Records excerpted from a collection
* start *

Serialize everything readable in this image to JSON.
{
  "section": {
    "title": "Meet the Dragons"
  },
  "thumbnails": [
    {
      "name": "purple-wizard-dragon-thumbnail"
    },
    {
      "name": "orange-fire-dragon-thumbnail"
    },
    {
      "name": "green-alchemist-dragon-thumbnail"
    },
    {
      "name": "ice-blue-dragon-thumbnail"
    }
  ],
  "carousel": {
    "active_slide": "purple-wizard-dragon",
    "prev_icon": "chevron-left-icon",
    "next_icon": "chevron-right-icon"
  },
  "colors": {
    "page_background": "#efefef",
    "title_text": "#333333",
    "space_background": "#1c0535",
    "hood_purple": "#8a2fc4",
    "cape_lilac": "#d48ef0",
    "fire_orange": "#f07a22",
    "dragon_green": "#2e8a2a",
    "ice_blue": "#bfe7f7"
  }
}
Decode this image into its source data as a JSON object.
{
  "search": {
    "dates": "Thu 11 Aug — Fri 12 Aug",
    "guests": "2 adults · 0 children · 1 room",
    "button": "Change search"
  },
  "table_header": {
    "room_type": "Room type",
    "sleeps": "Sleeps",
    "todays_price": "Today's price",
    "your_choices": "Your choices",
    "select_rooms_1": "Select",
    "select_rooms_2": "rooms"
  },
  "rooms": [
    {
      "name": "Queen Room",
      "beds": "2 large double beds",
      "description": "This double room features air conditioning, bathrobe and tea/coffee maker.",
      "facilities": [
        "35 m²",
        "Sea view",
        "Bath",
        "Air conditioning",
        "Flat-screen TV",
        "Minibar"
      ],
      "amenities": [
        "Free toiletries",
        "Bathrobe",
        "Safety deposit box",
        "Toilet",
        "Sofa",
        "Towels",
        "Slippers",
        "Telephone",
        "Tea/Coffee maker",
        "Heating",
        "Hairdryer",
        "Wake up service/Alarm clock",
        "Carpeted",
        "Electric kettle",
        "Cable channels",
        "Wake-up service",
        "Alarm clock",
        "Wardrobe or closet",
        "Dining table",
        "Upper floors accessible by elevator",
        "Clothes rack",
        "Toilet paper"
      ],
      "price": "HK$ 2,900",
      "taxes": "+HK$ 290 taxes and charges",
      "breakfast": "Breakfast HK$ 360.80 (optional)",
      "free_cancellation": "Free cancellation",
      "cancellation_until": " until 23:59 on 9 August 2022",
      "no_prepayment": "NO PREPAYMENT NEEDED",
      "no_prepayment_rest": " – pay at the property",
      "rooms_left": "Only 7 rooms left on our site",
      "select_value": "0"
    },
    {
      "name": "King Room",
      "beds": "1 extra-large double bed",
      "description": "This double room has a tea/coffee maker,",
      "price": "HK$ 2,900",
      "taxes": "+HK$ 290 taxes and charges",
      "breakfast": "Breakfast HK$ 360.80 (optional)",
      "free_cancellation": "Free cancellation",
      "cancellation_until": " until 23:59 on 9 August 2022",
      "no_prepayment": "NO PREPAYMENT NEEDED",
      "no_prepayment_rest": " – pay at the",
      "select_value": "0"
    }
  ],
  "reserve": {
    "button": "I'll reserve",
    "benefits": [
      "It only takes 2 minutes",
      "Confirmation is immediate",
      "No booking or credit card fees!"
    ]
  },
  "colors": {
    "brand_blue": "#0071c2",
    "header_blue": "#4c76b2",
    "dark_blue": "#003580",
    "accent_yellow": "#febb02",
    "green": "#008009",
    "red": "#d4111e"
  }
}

* end *

**Written instruction**:
Of the lines above, copy each that contains "name".

**Written solution**:
      "name": "purple-wizard-dragon-thumbnail"
      "name": "orange-fire-dragon-thumbnail"
      "name": "green-alchemist-dragon-thumbnail"
      "name": "ice-blue-dragon-thumbnail"
      "name": "Queen Room",
      "name": "King Room",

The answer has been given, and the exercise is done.